Search the data below for the word "treatment" and report how many lines contain it, with no added words.
====================
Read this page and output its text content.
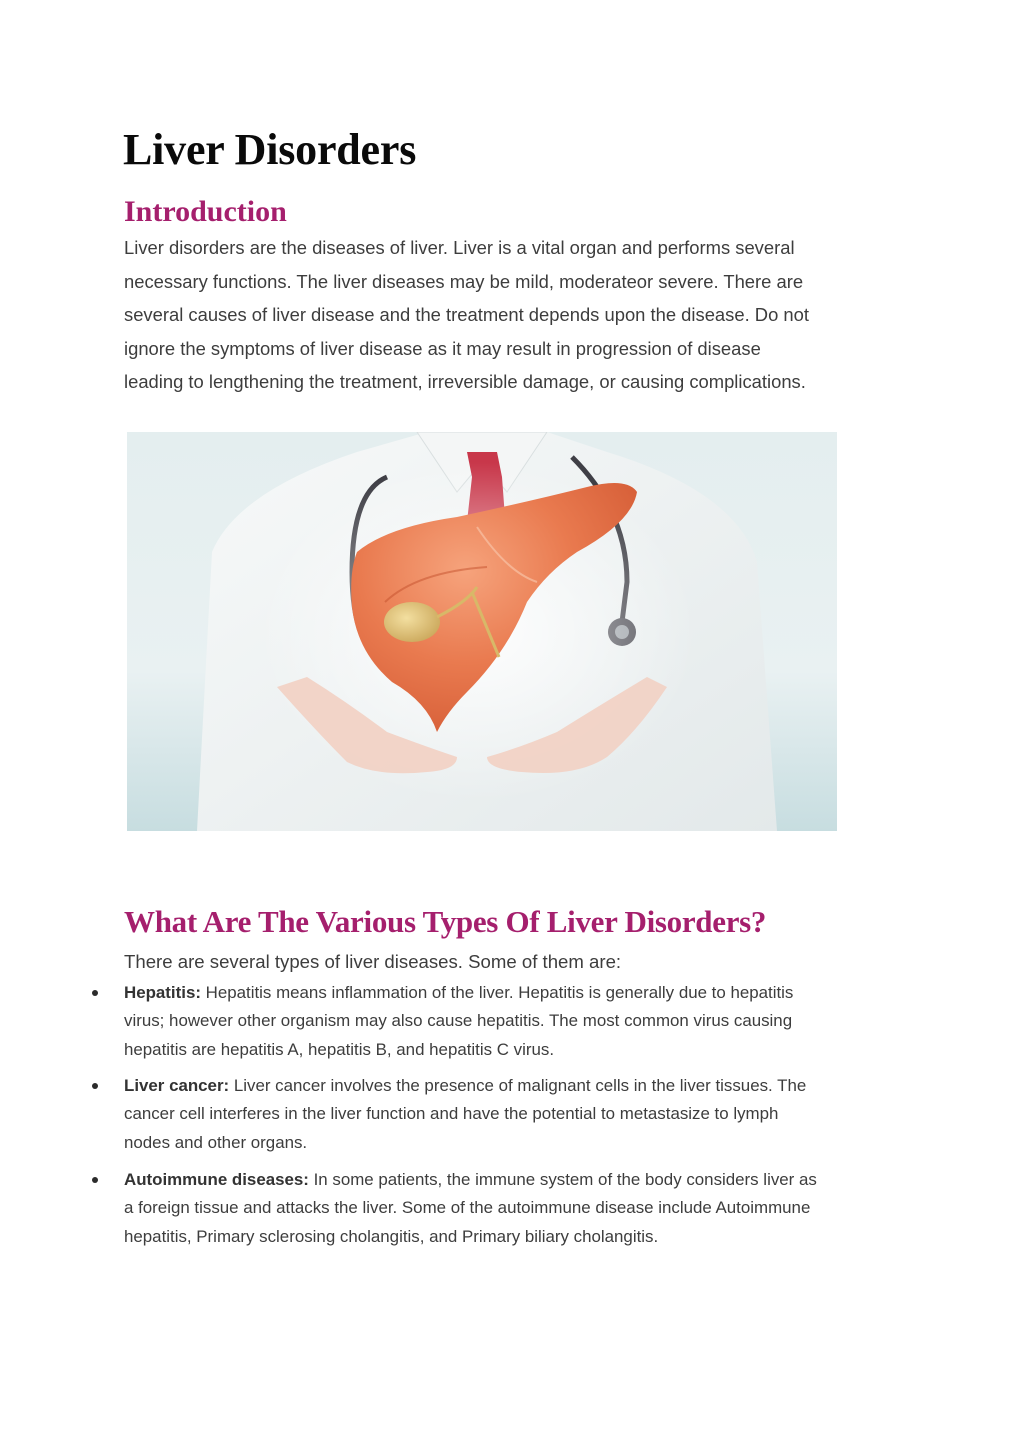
Liver Disorders
Introduction

Liver disorders are the diseases of liver. Liver is a vital organ and performs several
necessary functions. The liver diseases may be mild, moderateor severe. There are
several causes of liver disease and the treatment depends upon the disease. Do not
ignore the symptoms of liver disease as it may result in progression of disease
leading to lengthening the treatment, irreversible damage, or causing complications.

What Are The Various Types Of Liver Disorders?

There are several types of liver diseases. Some of them are:

Hepatitis: Hepatitis means inflammation of the liver. Hepatitis is generally due to hepatitis
virus; however other organism may also cause hepatitis. The most common virus causing
hepatitis are hepatitis A, hepatitis B, and hepatitis C virus.
Liver cancer: Liver cancer involves the presence of malignant cells in the liver tissues. The
cancer cell interferes in the liver function and have the potential to metastasize to lymph
nodes and other organs.
Autoimmune diseases: In some patients, the immune system of the body considers liver as
a foreign tissue and attacks the liver. Some of the autoimmune disease include Autoimmune
hepatitis, Primary sclerosing cholangitis, and Primary biliary cholangitis.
====================
RESULT OF THE EXERCISE - 2